» **WORK TO BE COMPLETED**: Copy out the entries below in full and exactly.

─── DATA SUPPLIED ───

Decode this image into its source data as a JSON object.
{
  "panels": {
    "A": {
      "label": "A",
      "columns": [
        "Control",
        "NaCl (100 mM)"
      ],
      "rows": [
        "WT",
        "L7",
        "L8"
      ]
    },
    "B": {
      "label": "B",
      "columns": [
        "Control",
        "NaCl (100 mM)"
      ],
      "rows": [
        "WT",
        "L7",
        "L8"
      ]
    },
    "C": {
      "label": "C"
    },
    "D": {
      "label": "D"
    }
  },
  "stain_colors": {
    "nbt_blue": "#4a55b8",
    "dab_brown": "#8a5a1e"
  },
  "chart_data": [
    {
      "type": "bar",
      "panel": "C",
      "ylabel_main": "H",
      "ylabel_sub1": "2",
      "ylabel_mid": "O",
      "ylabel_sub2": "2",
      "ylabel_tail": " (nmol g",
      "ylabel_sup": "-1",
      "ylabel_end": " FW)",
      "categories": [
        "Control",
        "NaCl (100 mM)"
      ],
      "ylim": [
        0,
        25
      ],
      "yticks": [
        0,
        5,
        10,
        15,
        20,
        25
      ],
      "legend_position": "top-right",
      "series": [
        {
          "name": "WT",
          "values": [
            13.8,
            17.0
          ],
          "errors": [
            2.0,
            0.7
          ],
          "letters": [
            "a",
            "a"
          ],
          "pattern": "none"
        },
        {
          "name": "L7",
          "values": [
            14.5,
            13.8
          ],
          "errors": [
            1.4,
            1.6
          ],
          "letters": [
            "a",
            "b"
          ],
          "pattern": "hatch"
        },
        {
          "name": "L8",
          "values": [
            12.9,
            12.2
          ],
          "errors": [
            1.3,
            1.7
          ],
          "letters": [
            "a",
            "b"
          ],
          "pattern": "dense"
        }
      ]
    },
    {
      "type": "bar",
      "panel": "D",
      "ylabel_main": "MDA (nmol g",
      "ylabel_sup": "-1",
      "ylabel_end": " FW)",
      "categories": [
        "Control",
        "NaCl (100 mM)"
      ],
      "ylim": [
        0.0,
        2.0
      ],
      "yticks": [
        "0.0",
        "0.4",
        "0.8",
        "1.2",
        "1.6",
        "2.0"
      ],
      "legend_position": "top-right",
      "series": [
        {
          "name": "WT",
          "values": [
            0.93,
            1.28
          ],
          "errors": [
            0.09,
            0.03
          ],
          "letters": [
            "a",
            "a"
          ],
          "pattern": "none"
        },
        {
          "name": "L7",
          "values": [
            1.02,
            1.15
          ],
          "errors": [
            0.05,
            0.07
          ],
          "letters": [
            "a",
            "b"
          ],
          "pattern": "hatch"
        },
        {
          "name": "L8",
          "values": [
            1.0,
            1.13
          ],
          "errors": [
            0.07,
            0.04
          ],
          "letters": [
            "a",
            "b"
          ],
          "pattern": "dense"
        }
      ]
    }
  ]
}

───

» **COMPLETE RESPONSE**:
Decode this image into its source data as a JSON object.
{
  "panels": {
    "A": {
      "label": "A",
      "columns": [
        "Control",
        "NaCl (100 mM)"
      ],
      "rows": [
        "WT",
        "L7",
        "L8"
      ]
    },
    "B": {
      "label": "B",
      "columns": [
        "Control",
        "NaCl (100 mM)"
      ],
      "rows": [
        "WT",
        "L7",
        "L8"
      ]
    },
    "C": {
      "label": "C"
    },
    "D": {
      "label": "D"
    }
  },
  "stain_colors": {
    "nbt_blue": "#4a55b8",
    "dab_brown": "#8a5a1e"
  },
  "chart_data": [
    {
      "type": "bar",
      "panel": "C",
      "ylabel_main": "H",
      "ylabel_sub1": "2",
      "ylabel_mid": "O",
      "ylabel_sub2": "2",
      "ylabel_tail": " (nmol g",
      "ylabel_sup": "-1",
      "ylabel_end": " FW)",
      "categories": [
        "Control",
        "NaCl (100 mM)"
      ],
      "ylim": [
        0,
        25
      ],
      "yticks": [
        0,
        5,
        10,
        15,
        20,
        25
      ],
      "legend_position": "top-right",
      "series": [
        {
          "name": "WT",
          "values": [
            13.8,
            17.0
          ],
          "errors": [
            2.0,
            0.7
          ],
          "letters": [
            "a",
            "a"
          ],
          "pattern": "none"
        },
        {
          "name": "L7",
          "values": [
            14.5,
            13.8
          ],
          "errors": [
            1.4,
            1.6
          ],
          "letters": [
            "a",
            "b"
          ],
          "pattern": "hatch"
        },
        {
          "name": "L8",
          "values": [
            12.9,
            12.2
          ],
          "errors": [
            1.3,
            1.7
          ],
          "letters": [
            "a",
            "b"
          ],
          "pattern": "dense"
        }
      ]
    },
    {
      "type": "bar",
      "panel": "D",
      "ylabel_main": "MDA (nmol g",
      "ylabel_sup": "-1",
      "ylabel_end": " FW)",
      "categories": [
        "Control",
        "NaCl (100 mM)"
      ],
      "ylim": [
        0.0,
        2.0
      ],
      "yticks": [
        "0.0",
        "0.4",
        "0.8",
        "1.2",
        "1.6",
        "2.0"
      ],
      "legend_position": "top-right",
      "series": [
        {
          "name": "WT",
          "values": [
            0.93,
            1.28
          ],
          "errors": [
            0.09,
            0.03
          ],
          "letters": [
            "a",
            "a"
          ],
          "pattern": "none"
        },
        {
          "name": "L7",
          "values": [
            1.02,
            1.15
          ],
          "errors": [
            0.05,
            0.07
          ],
          "letters": [
            "a",
            "b"
          ],
          "pattern": "hatch"
        },
        {
          "name": "L8",
          "values": [
            1.0,
            1.13
          ],
          "errors": [
            0.07,
            0.04
          ],
          "letters": [
            "a",
            "b"
          ],
          "pattern": "dense"
        }
      ]
    }
  ]
}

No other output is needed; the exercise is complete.